[Begin Dataset entries]

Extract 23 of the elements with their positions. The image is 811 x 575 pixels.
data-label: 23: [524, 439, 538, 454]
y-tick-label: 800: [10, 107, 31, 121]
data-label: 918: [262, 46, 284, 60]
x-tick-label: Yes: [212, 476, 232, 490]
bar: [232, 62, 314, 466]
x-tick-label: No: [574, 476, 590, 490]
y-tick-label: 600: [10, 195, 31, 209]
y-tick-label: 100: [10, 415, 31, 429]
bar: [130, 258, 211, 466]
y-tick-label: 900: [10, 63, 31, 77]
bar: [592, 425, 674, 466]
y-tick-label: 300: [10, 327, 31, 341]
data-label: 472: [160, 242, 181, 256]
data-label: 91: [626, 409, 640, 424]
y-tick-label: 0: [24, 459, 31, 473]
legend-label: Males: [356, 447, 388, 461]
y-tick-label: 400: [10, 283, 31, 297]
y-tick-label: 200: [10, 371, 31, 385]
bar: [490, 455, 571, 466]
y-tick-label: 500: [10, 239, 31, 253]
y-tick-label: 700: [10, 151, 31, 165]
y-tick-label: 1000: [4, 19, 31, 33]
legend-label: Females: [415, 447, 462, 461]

[End Dataset entries]

• [Task objective]: Rewrite the lines above, changing every "data-label" to "value-label" and leaving everything else the same.

• [Task solution]:
Extract 23 of the elements with their positions. The image is 811 x 575 pixels.
value-label: 23: [524, 439, 538, 454]
y-tick-label: 800: [10, 107, 31, 121]
value-label: 918: [262, 46, 284, 60]
x-tick-label: Yes: [212, 476, 232, 490]
bar: [232, 62, 314, 466]
x-tick-label: No: [574, 476, 590, 490]
y-tick-label: 600: [10, 195, 31, 209]
y-tick-label: 100: [10, 415, 31, 429]
bar: [130, 258, 211, 466]
y-tick-label: 900: [10, 63, 31, 77]
bar: [592, 425, 674, 466]
y-tick-label: 300: [10, 327, 31, 341]
value-label: 472: [160, 242, 181, 256]
value-label: 91: [626, 409, 640, 424]
y-tick-label: 0: [24, 459, 31, 473]
legend-label: Males: [356, 447, 388, 461]
y-tick-label: 400: [10, 283, 31, 297]
y-tick-label: 200: [10, 371, 31, 385]
bar: [490, 455, 571, 466]
y-tick-label: 500: [10, 239, 31, 253]
y-tick-label: 700: [10, 151, 31, 165]
y-tick-label: 1000: [4, 19, 31, 33]
legend-label: Females: [415, 447, 462, 461]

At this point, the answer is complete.